BEGIN SUPPLIED ENTRIES
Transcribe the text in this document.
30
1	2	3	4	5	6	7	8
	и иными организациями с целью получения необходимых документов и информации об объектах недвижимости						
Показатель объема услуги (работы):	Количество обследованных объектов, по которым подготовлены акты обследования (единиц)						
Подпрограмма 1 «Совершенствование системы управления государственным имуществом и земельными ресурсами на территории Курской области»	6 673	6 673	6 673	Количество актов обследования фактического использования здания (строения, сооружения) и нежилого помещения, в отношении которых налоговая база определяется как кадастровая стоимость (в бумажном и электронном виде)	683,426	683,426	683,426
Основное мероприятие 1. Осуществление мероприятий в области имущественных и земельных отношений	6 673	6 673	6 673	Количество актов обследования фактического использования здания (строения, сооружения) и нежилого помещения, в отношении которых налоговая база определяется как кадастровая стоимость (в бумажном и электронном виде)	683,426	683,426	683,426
END SUPPLIED ENTRIES
▶ TO DO:
Retype the material in full. Each word must match.

▶ TASK RESULT:
Transcribe the text in this document.
30
1	2	3	4	5	6	7	8
	и иными организациями с целью получения необходимых документов и информации об объектах недвижимости						
Показатель объема услуги (работы):	Количество обследованных объектов, по которым подготовлены акты обследования (единиц)						
Подпрограмма 1 «Совершенствование системы управления государственным имуществом и земельными ресурсами на территории Курской области»	6 673	6 673	6 673	Количество актов обследования фактического использования здания (строения, сооружения) и нежилого помещения, в отношении которых налоговая база определяется как кадастровая стоимость (в бумажном и электронном виде)	683,426	683,426	683,426
Основное мероприятие 1. Осуществление мероприятий в области имущественных и земельных отношений	6 673	6 673	6 673	Количество актов обследования фактического использования здания (строения, сооружения) и нежилого помещения, в отношении которых налоговая база определяется как кадастровая стоимость (в бумажном и электронном виде)	683,426	683,426	683,426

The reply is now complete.